Read through the entries below and return each line with the word "name".

>> Begin Stored rows

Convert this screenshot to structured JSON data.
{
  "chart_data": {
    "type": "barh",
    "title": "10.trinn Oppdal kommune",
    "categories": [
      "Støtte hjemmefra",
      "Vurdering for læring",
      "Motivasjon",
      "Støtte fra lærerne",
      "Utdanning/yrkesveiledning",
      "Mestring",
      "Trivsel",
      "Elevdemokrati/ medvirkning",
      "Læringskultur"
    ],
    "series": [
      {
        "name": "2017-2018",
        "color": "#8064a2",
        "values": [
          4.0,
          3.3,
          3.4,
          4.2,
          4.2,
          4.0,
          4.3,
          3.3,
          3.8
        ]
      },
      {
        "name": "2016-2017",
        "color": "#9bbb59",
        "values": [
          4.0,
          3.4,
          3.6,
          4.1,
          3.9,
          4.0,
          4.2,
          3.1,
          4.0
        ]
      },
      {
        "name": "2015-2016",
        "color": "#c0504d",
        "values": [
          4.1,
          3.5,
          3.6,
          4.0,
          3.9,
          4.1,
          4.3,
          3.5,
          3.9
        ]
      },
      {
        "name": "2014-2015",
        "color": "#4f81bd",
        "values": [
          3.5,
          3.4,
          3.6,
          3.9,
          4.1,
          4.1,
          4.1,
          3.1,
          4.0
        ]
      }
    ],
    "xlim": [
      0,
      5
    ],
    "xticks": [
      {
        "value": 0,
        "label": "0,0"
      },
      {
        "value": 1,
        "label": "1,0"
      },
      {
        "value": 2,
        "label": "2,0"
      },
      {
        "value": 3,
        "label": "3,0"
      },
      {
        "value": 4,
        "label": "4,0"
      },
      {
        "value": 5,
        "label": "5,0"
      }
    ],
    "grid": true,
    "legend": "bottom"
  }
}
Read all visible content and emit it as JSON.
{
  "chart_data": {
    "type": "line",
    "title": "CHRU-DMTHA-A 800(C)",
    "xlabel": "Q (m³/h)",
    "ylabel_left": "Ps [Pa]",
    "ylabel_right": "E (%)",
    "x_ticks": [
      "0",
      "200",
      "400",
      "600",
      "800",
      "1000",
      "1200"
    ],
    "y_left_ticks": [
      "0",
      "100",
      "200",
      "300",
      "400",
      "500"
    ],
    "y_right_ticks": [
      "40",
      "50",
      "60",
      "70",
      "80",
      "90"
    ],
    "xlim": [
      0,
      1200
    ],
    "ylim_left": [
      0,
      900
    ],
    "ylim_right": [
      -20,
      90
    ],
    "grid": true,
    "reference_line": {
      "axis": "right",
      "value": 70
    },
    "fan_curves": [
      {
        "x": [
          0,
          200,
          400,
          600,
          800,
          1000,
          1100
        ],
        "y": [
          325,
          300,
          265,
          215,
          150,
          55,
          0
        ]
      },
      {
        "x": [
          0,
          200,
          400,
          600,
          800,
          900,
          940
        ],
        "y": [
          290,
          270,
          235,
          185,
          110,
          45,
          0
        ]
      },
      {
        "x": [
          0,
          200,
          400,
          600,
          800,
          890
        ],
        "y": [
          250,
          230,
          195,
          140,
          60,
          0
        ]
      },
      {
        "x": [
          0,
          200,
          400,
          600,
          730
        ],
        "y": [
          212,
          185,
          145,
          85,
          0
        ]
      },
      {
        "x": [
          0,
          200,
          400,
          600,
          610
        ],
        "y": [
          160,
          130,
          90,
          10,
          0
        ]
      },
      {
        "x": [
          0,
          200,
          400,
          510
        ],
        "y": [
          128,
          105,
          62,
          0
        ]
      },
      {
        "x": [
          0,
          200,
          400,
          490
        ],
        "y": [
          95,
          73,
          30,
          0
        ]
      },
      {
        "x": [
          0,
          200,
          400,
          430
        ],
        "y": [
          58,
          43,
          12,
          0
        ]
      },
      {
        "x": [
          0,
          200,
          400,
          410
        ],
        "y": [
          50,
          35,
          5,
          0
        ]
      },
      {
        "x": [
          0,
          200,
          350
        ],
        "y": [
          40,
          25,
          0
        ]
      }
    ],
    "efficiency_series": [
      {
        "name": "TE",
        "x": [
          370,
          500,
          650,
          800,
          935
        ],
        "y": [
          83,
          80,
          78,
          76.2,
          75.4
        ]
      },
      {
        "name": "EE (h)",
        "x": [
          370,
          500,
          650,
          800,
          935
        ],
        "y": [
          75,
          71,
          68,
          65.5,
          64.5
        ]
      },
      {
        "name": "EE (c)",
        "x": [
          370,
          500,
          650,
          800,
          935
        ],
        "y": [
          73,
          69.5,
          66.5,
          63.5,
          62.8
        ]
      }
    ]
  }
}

>> End Stored rows

▶ Result of this exercise:
        "name": "2017-2018",
        "name": "2016-2017",
        "name": "2015-2016",
        "name": "2014-2015",
        "name": "TE",
        "name": "EE (h)",
        "name": "EE (c)",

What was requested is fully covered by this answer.